Start of STORED RECORDS

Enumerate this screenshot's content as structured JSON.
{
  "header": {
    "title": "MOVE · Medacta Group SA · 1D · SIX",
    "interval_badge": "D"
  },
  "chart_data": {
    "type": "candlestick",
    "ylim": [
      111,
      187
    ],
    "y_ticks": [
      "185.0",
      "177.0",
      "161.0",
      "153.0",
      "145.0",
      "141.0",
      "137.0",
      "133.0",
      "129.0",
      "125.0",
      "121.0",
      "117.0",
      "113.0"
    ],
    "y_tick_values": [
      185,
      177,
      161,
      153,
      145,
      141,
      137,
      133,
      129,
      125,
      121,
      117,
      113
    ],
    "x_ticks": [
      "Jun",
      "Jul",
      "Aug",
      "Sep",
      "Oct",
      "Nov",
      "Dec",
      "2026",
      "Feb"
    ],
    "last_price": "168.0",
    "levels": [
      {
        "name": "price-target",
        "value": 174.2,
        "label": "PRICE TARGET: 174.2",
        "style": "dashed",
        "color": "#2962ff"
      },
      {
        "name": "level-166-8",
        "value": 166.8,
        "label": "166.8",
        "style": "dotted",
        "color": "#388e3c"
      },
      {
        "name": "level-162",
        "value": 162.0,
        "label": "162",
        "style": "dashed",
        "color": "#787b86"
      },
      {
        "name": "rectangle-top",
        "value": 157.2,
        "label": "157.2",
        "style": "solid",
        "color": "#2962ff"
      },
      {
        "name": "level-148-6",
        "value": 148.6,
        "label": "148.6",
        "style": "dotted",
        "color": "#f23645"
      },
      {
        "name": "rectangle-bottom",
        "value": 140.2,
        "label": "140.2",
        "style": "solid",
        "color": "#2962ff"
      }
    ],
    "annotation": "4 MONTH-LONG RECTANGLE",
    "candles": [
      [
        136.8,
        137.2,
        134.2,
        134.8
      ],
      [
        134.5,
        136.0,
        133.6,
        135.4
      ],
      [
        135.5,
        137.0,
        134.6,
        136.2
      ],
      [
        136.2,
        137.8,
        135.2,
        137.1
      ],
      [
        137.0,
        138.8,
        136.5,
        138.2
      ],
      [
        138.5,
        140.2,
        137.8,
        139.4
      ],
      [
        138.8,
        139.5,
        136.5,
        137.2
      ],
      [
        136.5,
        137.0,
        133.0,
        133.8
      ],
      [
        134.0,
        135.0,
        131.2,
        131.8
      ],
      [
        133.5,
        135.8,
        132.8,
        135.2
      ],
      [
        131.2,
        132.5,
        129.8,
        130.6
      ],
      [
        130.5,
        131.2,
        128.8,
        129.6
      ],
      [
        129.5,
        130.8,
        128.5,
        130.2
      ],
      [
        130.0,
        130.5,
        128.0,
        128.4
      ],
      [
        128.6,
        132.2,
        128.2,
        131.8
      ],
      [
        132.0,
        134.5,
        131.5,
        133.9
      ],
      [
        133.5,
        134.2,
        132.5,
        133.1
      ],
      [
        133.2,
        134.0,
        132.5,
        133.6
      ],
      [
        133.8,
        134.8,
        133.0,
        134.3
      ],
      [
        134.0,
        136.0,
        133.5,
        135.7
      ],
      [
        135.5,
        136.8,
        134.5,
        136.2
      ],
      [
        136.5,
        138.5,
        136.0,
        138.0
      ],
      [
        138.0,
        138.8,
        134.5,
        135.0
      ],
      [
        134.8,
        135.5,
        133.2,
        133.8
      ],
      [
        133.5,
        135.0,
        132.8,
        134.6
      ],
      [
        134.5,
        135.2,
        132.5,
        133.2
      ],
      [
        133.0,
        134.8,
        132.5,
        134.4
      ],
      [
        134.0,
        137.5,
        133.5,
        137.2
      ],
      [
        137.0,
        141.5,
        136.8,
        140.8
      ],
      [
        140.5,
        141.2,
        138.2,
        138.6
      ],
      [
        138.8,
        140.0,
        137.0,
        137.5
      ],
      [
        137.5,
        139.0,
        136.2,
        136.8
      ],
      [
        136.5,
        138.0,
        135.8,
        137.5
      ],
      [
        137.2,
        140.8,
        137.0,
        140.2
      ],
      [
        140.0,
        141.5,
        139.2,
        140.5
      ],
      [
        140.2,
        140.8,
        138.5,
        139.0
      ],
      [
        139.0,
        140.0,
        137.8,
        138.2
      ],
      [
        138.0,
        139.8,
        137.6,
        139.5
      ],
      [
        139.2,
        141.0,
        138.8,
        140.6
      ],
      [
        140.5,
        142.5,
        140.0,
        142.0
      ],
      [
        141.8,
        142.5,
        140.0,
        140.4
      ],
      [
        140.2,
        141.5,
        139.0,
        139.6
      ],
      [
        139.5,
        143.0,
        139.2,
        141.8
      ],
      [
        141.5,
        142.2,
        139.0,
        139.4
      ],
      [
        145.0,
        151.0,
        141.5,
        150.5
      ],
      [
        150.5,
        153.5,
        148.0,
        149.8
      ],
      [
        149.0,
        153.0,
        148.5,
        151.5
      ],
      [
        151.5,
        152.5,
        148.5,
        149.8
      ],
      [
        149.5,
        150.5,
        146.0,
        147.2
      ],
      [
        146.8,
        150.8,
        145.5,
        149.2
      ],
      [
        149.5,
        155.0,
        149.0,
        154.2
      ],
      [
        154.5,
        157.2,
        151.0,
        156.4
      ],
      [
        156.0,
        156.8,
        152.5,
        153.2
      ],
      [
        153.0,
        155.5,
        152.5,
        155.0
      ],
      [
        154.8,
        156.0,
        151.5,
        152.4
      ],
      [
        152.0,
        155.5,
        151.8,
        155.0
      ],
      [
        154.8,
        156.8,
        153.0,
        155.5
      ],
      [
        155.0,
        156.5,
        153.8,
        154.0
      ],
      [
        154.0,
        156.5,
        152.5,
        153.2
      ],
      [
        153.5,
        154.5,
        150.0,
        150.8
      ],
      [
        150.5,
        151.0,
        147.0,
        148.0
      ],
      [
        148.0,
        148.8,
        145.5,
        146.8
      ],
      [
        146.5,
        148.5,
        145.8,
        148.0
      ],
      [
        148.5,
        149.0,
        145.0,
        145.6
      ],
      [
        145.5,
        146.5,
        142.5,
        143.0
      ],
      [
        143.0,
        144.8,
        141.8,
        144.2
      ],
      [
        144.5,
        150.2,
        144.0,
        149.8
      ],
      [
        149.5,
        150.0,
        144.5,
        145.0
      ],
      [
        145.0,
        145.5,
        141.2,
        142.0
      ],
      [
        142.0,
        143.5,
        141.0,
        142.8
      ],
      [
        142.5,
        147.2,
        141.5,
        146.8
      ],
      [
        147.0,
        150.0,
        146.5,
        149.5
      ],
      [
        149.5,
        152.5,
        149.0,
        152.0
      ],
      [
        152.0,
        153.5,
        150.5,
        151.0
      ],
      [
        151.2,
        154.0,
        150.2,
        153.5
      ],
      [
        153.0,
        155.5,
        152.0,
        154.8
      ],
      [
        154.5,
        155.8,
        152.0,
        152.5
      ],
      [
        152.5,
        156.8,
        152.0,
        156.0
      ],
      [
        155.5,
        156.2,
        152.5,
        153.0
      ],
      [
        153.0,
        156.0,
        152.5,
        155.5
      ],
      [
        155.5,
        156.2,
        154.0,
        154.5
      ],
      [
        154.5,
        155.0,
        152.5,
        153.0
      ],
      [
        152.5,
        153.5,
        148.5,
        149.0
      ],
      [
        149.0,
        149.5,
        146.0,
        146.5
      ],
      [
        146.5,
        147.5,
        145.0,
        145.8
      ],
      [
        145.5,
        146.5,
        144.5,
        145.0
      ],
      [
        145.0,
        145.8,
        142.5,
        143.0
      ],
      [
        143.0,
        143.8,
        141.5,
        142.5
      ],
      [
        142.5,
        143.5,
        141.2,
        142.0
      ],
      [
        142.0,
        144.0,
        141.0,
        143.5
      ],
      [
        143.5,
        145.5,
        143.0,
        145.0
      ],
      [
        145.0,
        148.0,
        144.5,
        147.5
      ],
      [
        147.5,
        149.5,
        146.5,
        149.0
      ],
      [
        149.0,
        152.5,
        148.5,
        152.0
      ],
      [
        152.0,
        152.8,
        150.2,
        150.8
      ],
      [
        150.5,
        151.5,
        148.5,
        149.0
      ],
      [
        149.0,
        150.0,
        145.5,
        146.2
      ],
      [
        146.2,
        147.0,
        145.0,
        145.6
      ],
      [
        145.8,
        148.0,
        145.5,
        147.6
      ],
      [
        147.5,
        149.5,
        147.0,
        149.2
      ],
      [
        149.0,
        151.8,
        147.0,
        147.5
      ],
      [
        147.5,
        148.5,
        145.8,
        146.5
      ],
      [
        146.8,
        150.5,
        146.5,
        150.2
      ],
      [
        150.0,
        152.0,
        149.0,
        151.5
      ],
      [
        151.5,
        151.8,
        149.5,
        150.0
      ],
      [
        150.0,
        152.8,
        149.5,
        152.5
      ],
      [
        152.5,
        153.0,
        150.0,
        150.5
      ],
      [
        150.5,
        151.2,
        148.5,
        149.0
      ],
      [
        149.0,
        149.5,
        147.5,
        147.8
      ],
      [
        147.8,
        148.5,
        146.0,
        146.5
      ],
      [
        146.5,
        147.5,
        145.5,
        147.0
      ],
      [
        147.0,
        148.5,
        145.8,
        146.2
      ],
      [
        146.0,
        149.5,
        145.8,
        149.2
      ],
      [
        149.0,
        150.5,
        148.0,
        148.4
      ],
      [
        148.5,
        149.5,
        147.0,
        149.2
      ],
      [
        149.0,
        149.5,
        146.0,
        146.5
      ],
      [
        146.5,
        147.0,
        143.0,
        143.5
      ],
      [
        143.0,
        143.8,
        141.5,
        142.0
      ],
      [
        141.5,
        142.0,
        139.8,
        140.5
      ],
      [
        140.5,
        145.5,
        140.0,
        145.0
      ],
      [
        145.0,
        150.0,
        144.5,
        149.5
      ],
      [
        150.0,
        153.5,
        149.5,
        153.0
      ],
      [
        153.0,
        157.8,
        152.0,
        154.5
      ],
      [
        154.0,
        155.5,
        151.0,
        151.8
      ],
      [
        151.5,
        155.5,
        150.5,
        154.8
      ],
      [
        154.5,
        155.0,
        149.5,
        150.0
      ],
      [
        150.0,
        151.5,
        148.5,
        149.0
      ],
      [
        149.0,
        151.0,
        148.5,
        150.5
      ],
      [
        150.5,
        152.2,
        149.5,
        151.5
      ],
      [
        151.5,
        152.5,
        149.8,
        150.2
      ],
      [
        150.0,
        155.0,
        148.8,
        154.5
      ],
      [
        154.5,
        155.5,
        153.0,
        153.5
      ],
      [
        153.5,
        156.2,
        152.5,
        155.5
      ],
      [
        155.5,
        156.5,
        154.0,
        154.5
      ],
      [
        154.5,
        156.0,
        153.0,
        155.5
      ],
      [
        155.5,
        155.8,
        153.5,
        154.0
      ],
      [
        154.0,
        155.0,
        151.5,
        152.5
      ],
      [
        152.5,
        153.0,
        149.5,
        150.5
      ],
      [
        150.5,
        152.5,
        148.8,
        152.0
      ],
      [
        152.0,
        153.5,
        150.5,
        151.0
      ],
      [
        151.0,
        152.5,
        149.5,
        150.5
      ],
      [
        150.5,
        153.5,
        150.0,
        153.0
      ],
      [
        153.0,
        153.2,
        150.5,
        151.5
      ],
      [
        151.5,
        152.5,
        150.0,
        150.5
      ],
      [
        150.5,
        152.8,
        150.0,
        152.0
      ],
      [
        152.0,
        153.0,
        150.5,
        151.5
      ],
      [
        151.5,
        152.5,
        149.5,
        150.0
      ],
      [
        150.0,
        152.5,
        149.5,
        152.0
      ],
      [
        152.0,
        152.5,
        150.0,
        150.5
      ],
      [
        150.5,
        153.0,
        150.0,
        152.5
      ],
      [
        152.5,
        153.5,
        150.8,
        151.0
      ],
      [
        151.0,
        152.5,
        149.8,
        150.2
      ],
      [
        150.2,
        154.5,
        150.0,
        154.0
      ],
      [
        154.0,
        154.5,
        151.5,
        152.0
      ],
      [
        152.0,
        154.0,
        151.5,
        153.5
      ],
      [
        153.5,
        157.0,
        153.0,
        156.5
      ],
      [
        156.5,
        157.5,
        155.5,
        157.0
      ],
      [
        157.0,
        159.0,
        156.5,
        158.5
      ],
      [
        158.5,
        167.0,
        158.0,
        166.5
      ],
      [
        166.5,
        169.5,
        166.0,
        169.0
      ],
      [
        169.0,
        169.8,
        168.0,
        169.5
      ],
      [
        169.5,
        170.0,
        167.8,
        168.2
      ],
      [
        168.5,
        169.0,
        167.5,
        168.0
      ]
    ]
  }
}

End of STORED RECORDS

### WHAT TO WORK ON
Copy down every line of the entries containing the word "name".

### SOLVED PROBLEM
        "name": "price-target",
        "name": "level-166-8",
        "name": "level-162",
        "name": "rectangle-top",
        "name": "level-148-6",
        "name": "rectangle-bottom",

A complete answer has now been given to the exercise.